### DIRECTIVES
A: Write out the stretch of the passage on Jesus's mountain teaching from "Then Jesus took" through "in that kingdom.".
B: Extend the passage on Jesus's mountain teaching past its last sentence.

### PASSAGE GIVEN
|---|

Then Jesus took those who sought to follow him up into a mountain to teach them the principles of his kingdom, the manner of service required of them and the amount of humility and self-sacrifice necessary to remain in that kingdom.

"And seeing the multitudes, he went up into a mountain: and when he was set, his disciples came unto him: And he opened his mouth, and taught them." (Matt 5:1-2)

In his own way he rejected the conduct of those who were arrogant, frivolous, self-important, ignoble, merciless, carnal, warmongers and oppressors. Jesus commended those who suffered for doing right even when falsely accused or when put to death for doing so. He affirmed that those who practice the behavior of the coming kingdom of God “are the light of the world.” So valuable are they that he described them as a “city that is set on an hill [that] cannot be hid.” (Matt 5:14)

These disciples were to live their lives so openly different that it should be noticed and never hid.

|---|

[Labeled region entries]
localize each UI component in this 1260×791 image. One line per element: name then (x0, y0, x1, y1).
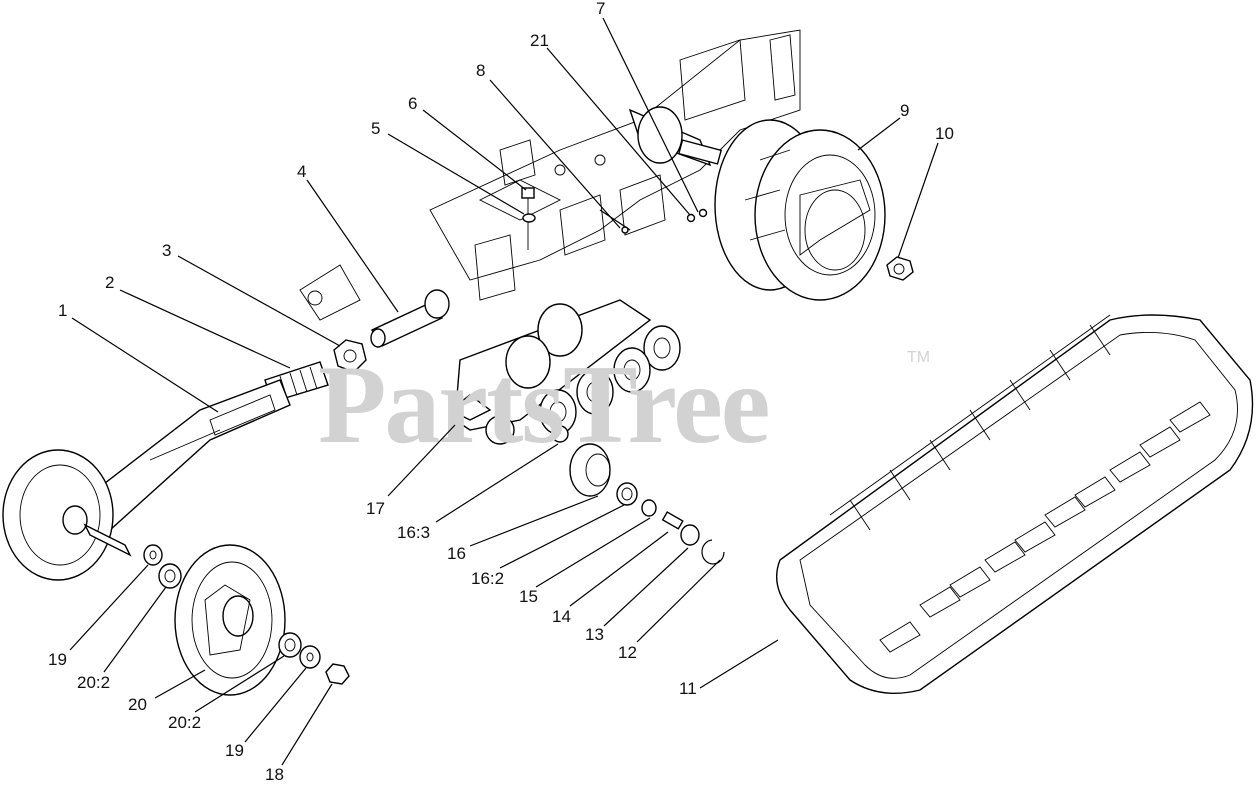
callout-13: 13 (585, 625, 604, 644)
callout-5: 5 (371, 119, 380, 138)
callout-16-3: 16:3 (397, 523, 430, 542)
washer-15 (641, 499, 657, 517)
callout-6: 6 (408, 94, 417, 113)
idler-wheel-20 (174, 544, 286, 696)
callout-14: 14 (552, 607, 571, 626)
callout-19-left: 19 (48, 650, 67, 669)
callout-20-2-right: 20:2 (168, 713, 201, 732)
idler-wheel-front (2, 449, 132, 581)
bearing-20-2-left (158, 563, 182, 589)
seal-16-3 (551, 425, 569, 443)
watermark-tm: TM (907, 349, 930, 366)
callout-9: 9 (900, 101, 909, 120)
drive-sprocket (628, 106, 886, 301)
bolt-6 (521, 187, 535, 250)
callout-15: 15 (519, 587, 538, 606)
axle-tube (370, 289, 450, 348)
callout-8: 8 (476, 61, 485, 80)
callout-labels: 1 2 3 4 5 6 7 8 9 10 11 12 13 14 15 16 1… (48, 0, 954, 784)
bearing-20-2-right (278, 632, 302, 658)
cap-13 (680, 524, 700, 546)
callout-2: 2 (105, 273, 114, 292)
roller-frame (448, 299, 681, 445)
snap-ring-12 (701, 539, 725, 565)
bolt-14 (661, 511, 684, 530)
washer-5 (522, 213, 536, 223)
roller-16 (569, 443, 611, 497)
washers-7-21 (686, 208, 708, 223)
callout-3: 3 (162, 241, 171, 260)
watermark-text: PartsTree (318, 343, 769, 467)
callout-11: 11 (679, 679, 697, 698)
callout-20: 20 (128, 695, 147, 714)
callout-21: 21 (530, 31, 549, 50)
bearing-16-2 (616, 482, 638, 506)
nut-18 (325, 663, 350, 685)
callout-18: 18 (265, 765, 284, 784)
washer-19-left (143, 544, 163, 566)
washer-19-right (299, 645, 321, 669)
callout-17: 17 (366, 499, 385, 518)
rubber-track (776, 314, 1254, 695)
callout-12: 12 (618, 643, 637, 662)
callout-19-right: 19 (225, 741, 244, 760)
leader-lines (69, 17, 939, 766)
bolt-pin-8 (599, 209, 631, 234)
callout-4: 4 (297, 162, 306, 181)
wheel-nut (886, 256, 914, 281)
callout-20-2-left: 20:2 (77, 673, 110, 692)
callout-1: 1 (58, 301, 67, 320)
bushing (333, 339, 367, 373)
callout-16-2: 16:2 (471, 569, 504, 588)
callout-16: 16 (447, 544, 466, 563)
callout-7: 7 (596, 0, 605, 18)
callout-10: 10 (935, 124, 954, 143)
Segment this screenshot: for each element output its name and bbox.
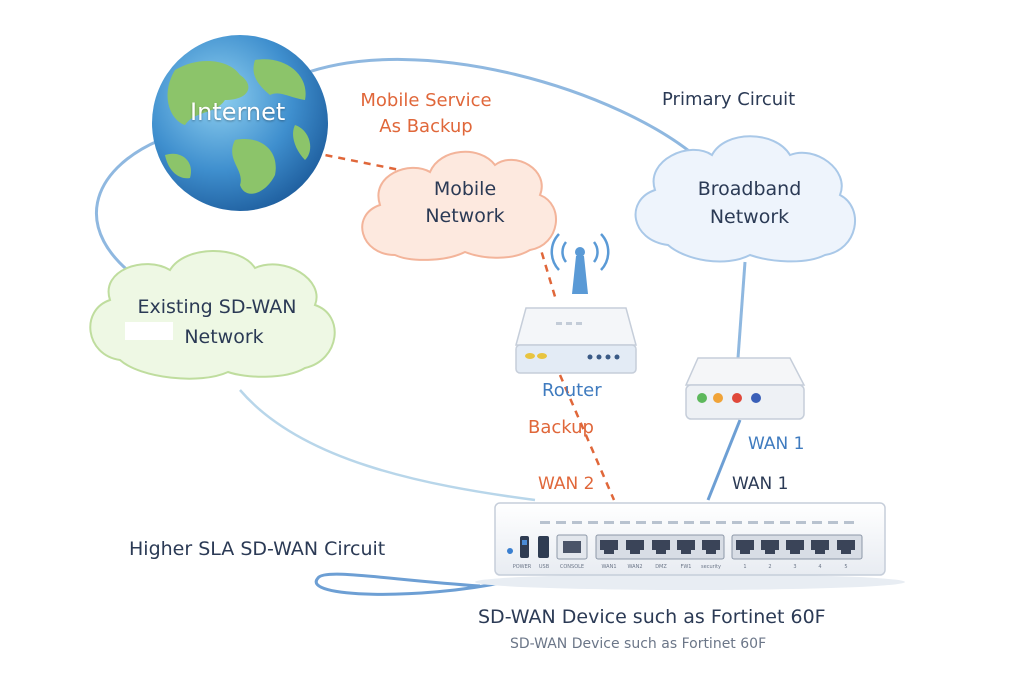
broadband-network-label: Broadband Network xyxy=(672,175,827,231)
globe-to-existing-line xyxy=(94,138,161,282)
existing-network-line1: Existing SD-WAN xyxy=(137,296,297,318)
mobile-service-backup-label: Mobile Service As Backup xyxy=(336,88,516,140)
mobile-cloud-icon xyxy=(361,150,557,261)
antenna-icon xyxy=(550,233,610,294)
vent-slots xyxy=(540,521,854,524)
mobile-to-router-dashed-line xyxy=(536,239,558,301)
port-label-dmz: DMZ xyxy=(655,564,667,570)
port-label-wan2: WAN2 xyxy=(627,564,642,570)
modem-to-device-line xyxy=(706,419,742,501)
port-label-security: security xyxy=(701,564,721,570)
port-label-2: 2 xyxy=(768,564,771,570)
router-icon xyxy=(515,307,637,374)
broadband-network-line1: Broadband xyxy=(697,178,802,200)
port-label-fw1: FW1 xyxy=(680,564,691,570)
router-label: Router xyxy=(542,380,602,401)
mobile-service-line2: As Backup xyxy=(379,116,473,137)
broadband-to-modem-line xyxy=(736,261,747,359)
mobile-network-line2: Network xyxy=(425,205,505,227)
device-subtitle: SD-WAN Device such as Fortinet 60F xyxy=(510,636,767,652)
sdwan-device-icon: POWER USB CONSOLE WAN1 WAN2 DMZ FW1 secu… xyxy=(475,502,905,590)
port-label-usb: USB xyxy=(539,564,550,570)
existing-sdwan-network-label: Existing SD-WAN Network xyxy=(112,292,322,352)
mobile-network-label: Mobile Network xyxy=(400,176,530,230)
internet-label: Internet xyxy=(190,98,286,126)
broadband-cloud-icon xyxy=(634,135,856,263)
port-label-console: CONSOLE xyxy=(560,564,584,570)
backup-label: Backup xyxy=(528,417,594,438)
wan1-blue-label: WAN 1 xyxy=(748,434,805,454)
broadband-network-line2: Network xyxy=(709,206,790,228)
port-label-1: 1 xyxy=(743,564,746,570)
wan1-label: WAN 1 xyxy=(732,474,789,494)
mobile-network-line1: Mobile xyxy=(433,178,497,200)
port-label-3: 3 xyxy=(793,564,796,570)
modem-icon xyxy=(684,357,806,420)
higher-sla-circuit-label: Higher SLA SD-WAN Circuit xyxy=(129,538,386,560)
mobile-service-line1: Mobile Service xyxy=(360,90,492,111)
router-to-device-dashed-line xyxy=(558,374,616,501)
port-labels: POWER USB CONSOLE WAN1 WAN2 DMZ FW1 secu… xyxy=(513,564,848,570)
globe-to-broadband-line xyxy=(299,57,701,162)
port-label-power: POWER xyxy=(513,564,532,570)
port-label-4: 4 xyxy=(818,564,821,570)
device-title: SD-WAN Device such as Fortinet 60F xyxy=(478,606,826,628)
wan2-label: WAN 2 xyxy=(538,474,595,494)
globe-icon xyxy=(152,35,328,211)
existing-network-line2: Network xyxy=(184,326,264,348)
higher-sla-circuit-line xyxy=(314,572,506,596)
existing-cloud-icon xyxy=(89,250,336,380)
primary-circuit-label: Primary Circuit xyxy=(662,89,796,110)
ethernet-ports xyxy=(600,540,855,554)
port-label-5: 5 xyxy=(844,564,847,570)
port-label-wan1: WAN1 xyxy=(601,564,616,570)
existing-to-device-line xyxy=(239,389,536,502)
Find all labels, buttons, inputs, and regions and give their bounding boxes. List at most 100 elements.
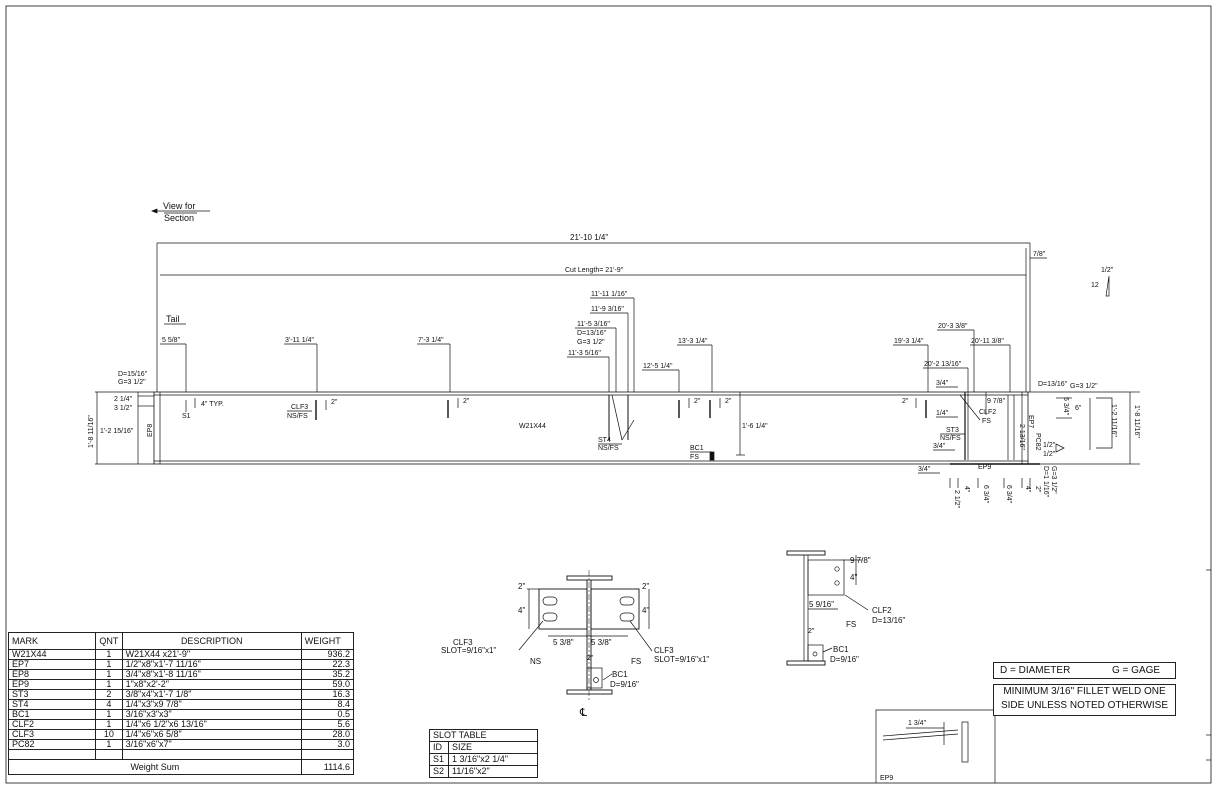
- st3-label: ST3: [946, 427, 959, 434]
- weight-sum-value: 1114.6: [300, 759, 355, 775]
- table-row: S2 11/16"x2": [429, 765, 538, 778]
- detail-clf2: CLF2: [872, 606, 892, 615]
- pc82-label: PC82: [1034, 433, 1041, 451]
- ep9-view: 1 3/4" EP9: [875, 709, 996, 783]
- detail-view: 9 7/8" 4" 5 9/16" CLF2 D=13/16" FS 2" BC…: [786, 550, 905, 666]
- dim-11-11: 11'-11 1/16": [591, 291, 628, 298]
- bom-weight: 16.3: [300, 689, 355, 700]
- slot-header-id: ID: [429, 741, 449, 754]
- bom-mark: EP9: [7, 679, 97, 690]
- dim-11-3: 11'-3 5/16": [568, 350, 601, 357]
- dim-20-3: 20'-3 3/8": [938, 323, 968, 330]
- slot-table-header-row: ID SIZE: [429, 741, 538, 754]
- dim-2-13-16: 2 13/16": [1018, 424, 1025, 450]
- spacing-2-b: 2": [463, 398, 470, 405]
- right-diameter: D=13/16": [1038, 381, 1068, 388]
- weight-sum-label: Weight Sum: [8, 759, 302, 775]
- bom-weight: 35.2: [300, 669, 355, 680]
- bom-weight: 3.0: [300, 739, 355, 750]
- mid-gage: G=3 1/2": [577, 339, 605, 346]
- detail-bc1: BC1: [833, 645, 849, 654]
- slope-rise: 1/2": [1101, 267, 1114, 274]
- section-slot-l: SLOT=9/16"x1": [441, 646, 496, 655]
- half-inch-b: 1/2": [1043, 451, 1056, 458]
- centerline-symbol: ℄: [579, 707, 587, 719]
- slot-s1-label: S1: [182, 413, 191, 420]
- dim-9-7-8: 9 7/8": [987, 398, 1006, 405]
- clf2-fs: FS: [982, 418, 991, 425]
- bom-qnt: 1: [95, 649, 123, 660]
- bottom-4: 4": [963, 486, 970, 493]
- end-offset-label: 7/8": [1033, 251, 1046, 258]
- spacing-2-d: 2": [725, 398, 732, 405]
- ep9-view-label: EP9: [880, 775, 893, 782]
- spacing-2-c: 2": [694, 398, 701, 405]
- sheet-border: [5, 5, 1212, 784]
- half-inch-a: 1/2": [1043, 442, 1056, 449]
- section-clf3-l: CLF3: [453, 638, 473, 647]
- dim-6: 6": [1075, 405, 1082, 412]
- bom-qnt: 1: [95, 679, 123, 690]
- bom-weight: 5.6: [300, 719, 355, 730]
- bom-description: 1/4"x6 1/2"x6 13/16": [121, 719, 302, 730]
- dim-13-3: 13'-3 1/4": [678, 338, 708, 345]
- bom-qnt: 1: [95, 719, 123, 730]
- bom-qnt: 1: [95, 659, 123, 670]
- detail-9-7-8: 9 7/8": [850, 556, 871, 565]
- bom-weight: 0.5: [300, 709, 355, 720]
- ep9-label: EP9: [978, 464, 991, 471]
- dim-1-2-15-16: 1'-2 15/16": [100, 428, 134, 435]
- dim-2-1-4: 2 1/4": [114, 396, 133, 403]
- st4-nsfs: NS/FS: [598, 445, 619, 452]
- bom-description: 3/4"x8"x1'-8 11/16": [121, 669, 302, 680]
- st4-label: ST4: [598, 437, 611, 444]
- slot-table: SLOT TABLE ID SIZE S1 1 3/16"x2 1/4" S2 …: [429, 729, 538, 778]
- ep7-label: EP7: [1027, 415, 1034, 428]
- mid-diameter: D=13/16": [577, 330, 607, 337]
- dim-1-6: 1'-6 1/4": [742, 423, 768, 430]
- bc1-fs: FS: [690, 454, 699, 461]
- tail-label: Tail: [166, 314, 180, 324]
- table-row: S1 1 3/16"x2 1/4": [429, 753, 538, 766]
- legend-gage: G = GAGE: [1112, 665, 1161, 676]
- slot-table-title: SLOT TABLE: [429, 729, 538, 742]
- section-fs: FS: [631, 657, 641, 666]
- weld-3-4-b: 3/4": [933, 443, 946, 450]
- dim-20-2: 20'-2 13/16": [924, 361, 962, 368]
- weld-3-4-c: 3/4": [918, 466, 931, 473]
- bom-blank-cell: [95, 749, 123, 760]
- bom-description: 1"x8"x2'-2": [121, 679, 302, 690]
- bom-description: W21X44 x21'-9": [121, 649, 302, 660]
- slope-symbol: 1/2" 12: [1091, 267, 1114, 297]
- slot-size: 11/16"x2": [448, 765, 538, 778]
- bom-blank-cell: [300, 749, 355, 760]
- section-bc1: BC1: [612, 670, 628, 679]
- weld-note: MINIMUM 3/16" FILLET WELD ONE SIDE UNLES…: [993, 684, 1176, 716]
- bom-blank-cell: [121, 749, 302, 760]
- left-gage: G=3 1/2": [118, 379, 146, 386]
- bom-mark: EP8: [7, 669, 97, 680]
- bom-header-description: DESCRIPTION: [121, 632, 302, 650]
- dim-7-3: 7'-3 1/4": [418, 337, 444, 344]
- bom-header-qnt: QNT: [95, 632, 123, 650]
- slot-header-size: SIZE: [448, 741, 538, 754]
- bom-mark: PC82: [7, 739, 97, 750]
- bom-description: 3/8"x4"x1'-7 1/8": [121, 689, 302, 700]
- section-label: Section: [164, 213, 194, 223]
- bom-description: 1/2"x8"x1'-7 11/16": [121, 659, 302, 670]
- dim-1-8-11-16: 1'-8 11/16": [88, 415, 95, 448]
- section-2-tl: 2": [518, 582, 525, 591]
- view-for-section-note: View for Section: [151, 201, 210, 223]
- dim-12-5: 12'-5 1/4": [643, 363, 673, 370]
- bom-mark: EP7: [7, 659, 97, 670]
- dim-1-8-11-16-r: 1'-8 11/16": [1133, 405, 1140, 438]
- dim-20-11: 20'-11 3/8": [971, 338, 1004, 345]
- legend-diameter: D = DIAMETER: [1000, 665, 1071, 676]
- detail-bc1-d: D=9/16": [830, 655, 859, 664]
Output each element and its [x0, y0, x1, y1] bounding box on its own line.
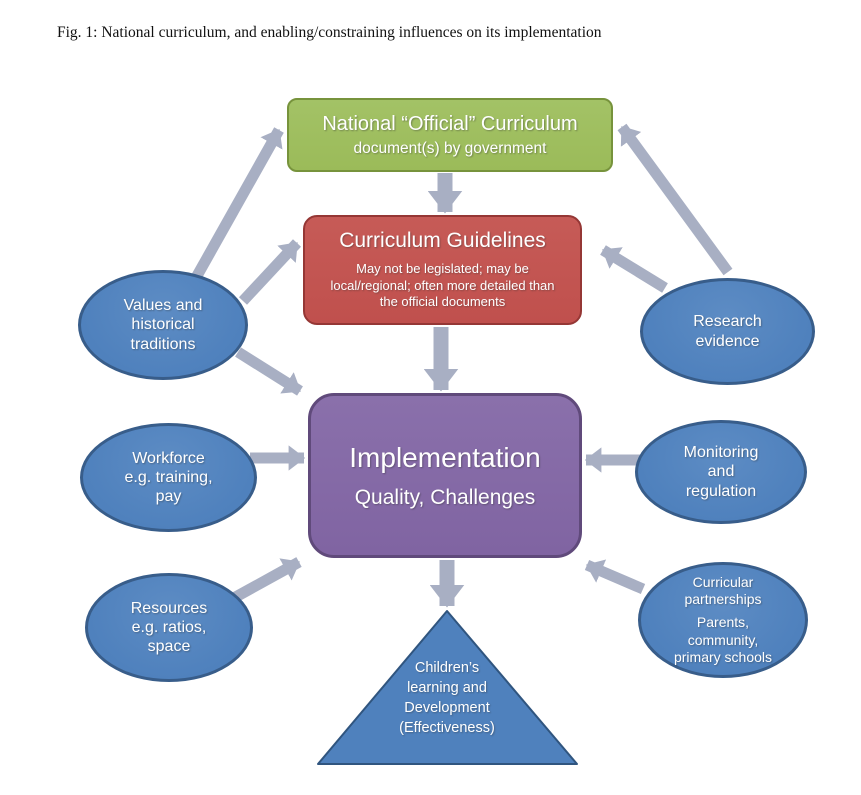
outcome-label: Children’s learning and Development (Eff… [399, 660, 495, 736]
node-research-evidence: Research evidence [640, 278, 815, 385]
curricular-partnerships-sublabel: Parents, community, primary schools [673, 614, 773, 665]
official-curriculum-title: National “Official” Curriculum [322, 112, 578, 135]
node-curriculum-guidelines: Curriculum Guidelines May not be legisla… [303, 215, 582, 325]
arrow-values-to-guidelines [238, 239, 302, 305]
figure-caption: Fig. 1: National curriculum, and enablin… [57, 24, 602, 41]
node-official-curriculum: National “Official” Curriculum document(… [287, 98, 613, 172]
workforce-label: Workforce e.g. training, pay [124, 449, 213, 506]
implementation-subtitle: Quality, Challenges [354, 485, 536, 509]
arrow-resources-to-implementation [229, 557, 302, 604]
arrow-values-to-official [188, 127, 284, 286]
node-workforce: Workforce e.g. training, pay [80, 423, 257, 532]
implementation-title: Implementation [349, 441, 541, 473]
node-curricular-partnerships: Curricular partnerships Parents, communi… [638, 562, 808, 678]
research-evidence-label: Research evidence [693, 313, 762, 350]
node-values-traditions: Values and historical traditions [78, 270, 248, 380]
curricular-partnerships-label: Curricular partnerships [684, 574, 762, 608]
outcome-triangle [317, 610, 578, 765]
node-implementation: Implementation Quality, Challenges [308, 393, 582, 558]
arrow-values-to-implementation [235, 347, 303, 396]
resources-label: Resources e.g. ratios, space [130, 599, 208, 656]
values-traditions-label: Values and historical traditions [123, 297, 203, 353]
official-curriculum-subtitle: document(s) by government [353, 139, 547, 157]
arrow-research-to-official [617, 123, 733, 276]
arrow-partnerships-to-implementation [584, 559, 646, 595]
curriculum-guidelines-title: Curriculum Guidelines [339, 228, 546, 252]
curriculum-guidelines-body: May not be legislated; may be local/regi… [330, 260, 555, 310]
node-monitoring-regulation: Monitoring and regulation [635, 420, 807, 524]
monitoring-regulation-label: Monitoring and regulation [683, 444, 759, 500]
arrow-research-to-guidelines [600, 245, 668, 293]
node-resources: Resources e.g. ratios, space [85, 573, 253, 682]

|---|

### TASK-BY-TASK OUTPUTS
A:
Then Jesus took those who sought to follow him up into a mountain to teach them the principles of his kingdom, the manner of service required of them and the amount of humility and self-sacrifice necessary to remain in that kingdom.

B:
“Neither do men light a candle, and put it under a bushel, but on a candlestick; and it gives light unto all that are in the house. Let your light so shine before men, that they may see your good works, and glorify your Father which is in heaven.” (Matt 5:15-16)

Then Jesus spoke about issues of the heart, for everything we do comes out from the core of our being manifesting the condition of our heart. He spoke of holding back any anger moved to hatred, or dishonoring a person by speaking about or to them in crude dehumanizing terms.

“That whosoever is angry with his brother without a cause shall be in danger of the judgment: and whosoever shall say to his brother, Raca, shall be in danger of the council: but whosoever shall say, Thou fool, shall be in danger of hell fire.” (Matt 5:22)

And when coming to God’s altar to come with a clean heart with restored human relationships.

“Therefore if you bring your gift to the altar, and there remember that your brother has anything against thee; Leave there your gift before the altar, and go your way; first be reconciled to your brother, and then come and offer your gift. Agree with your adversary quickly, while you are in the way with him; lest at any time the adversary deliver you to the judge, and the judge deliver you to the officer, and you be cast into prison.” (Matt 5:23-25)

Jesus addressed the silent thoughts of the heart, of envy, covetousness and lust.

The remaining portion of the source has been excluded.